## WHAT NEEDS TO BE DONE
Some lines in the listing below may include the string "организации". How many are there? Give only the number.

____ ENTRIES SHOWN

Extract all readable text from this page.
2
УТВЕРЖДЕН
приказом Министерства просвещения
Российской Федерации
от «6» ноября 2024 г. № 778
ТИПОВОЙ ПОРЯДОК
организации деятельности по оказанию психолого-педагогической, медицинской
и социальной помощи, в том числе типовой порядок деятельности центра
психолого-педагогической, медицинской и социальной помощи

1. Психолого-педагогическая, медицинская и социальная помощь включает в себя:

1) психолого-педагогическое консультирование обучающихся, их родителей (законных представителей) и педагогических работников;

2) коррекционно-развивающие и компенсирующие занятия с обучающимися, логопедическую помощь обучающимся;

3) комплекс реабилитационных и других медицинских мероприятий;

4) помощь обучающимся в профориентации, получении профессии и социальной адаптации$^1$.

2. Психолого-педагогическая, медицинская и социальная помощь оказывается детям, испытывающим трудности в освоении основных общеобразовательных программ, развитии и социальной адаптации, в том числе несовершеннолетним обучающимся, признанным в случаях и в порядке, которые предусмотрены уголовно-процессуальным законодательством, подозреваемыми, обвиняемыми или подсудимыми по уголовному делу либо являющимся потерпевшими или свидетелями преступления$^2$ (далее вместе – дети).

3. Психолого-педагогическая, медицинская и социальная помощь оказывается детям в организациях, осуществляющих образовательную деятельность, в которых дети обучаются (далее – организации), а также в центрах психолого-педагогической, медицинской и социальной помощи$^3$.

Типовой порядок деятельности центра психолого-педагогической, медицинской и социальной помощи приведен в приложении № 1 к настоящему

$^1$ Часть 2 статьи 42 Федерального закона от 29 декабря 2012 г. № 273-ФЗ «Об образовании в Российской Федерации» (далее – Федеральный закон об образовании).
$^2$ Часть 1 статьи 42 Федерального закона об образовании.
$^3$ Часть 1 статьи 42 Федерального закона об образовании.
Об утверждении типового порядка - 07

________

## THE OUTPUT
2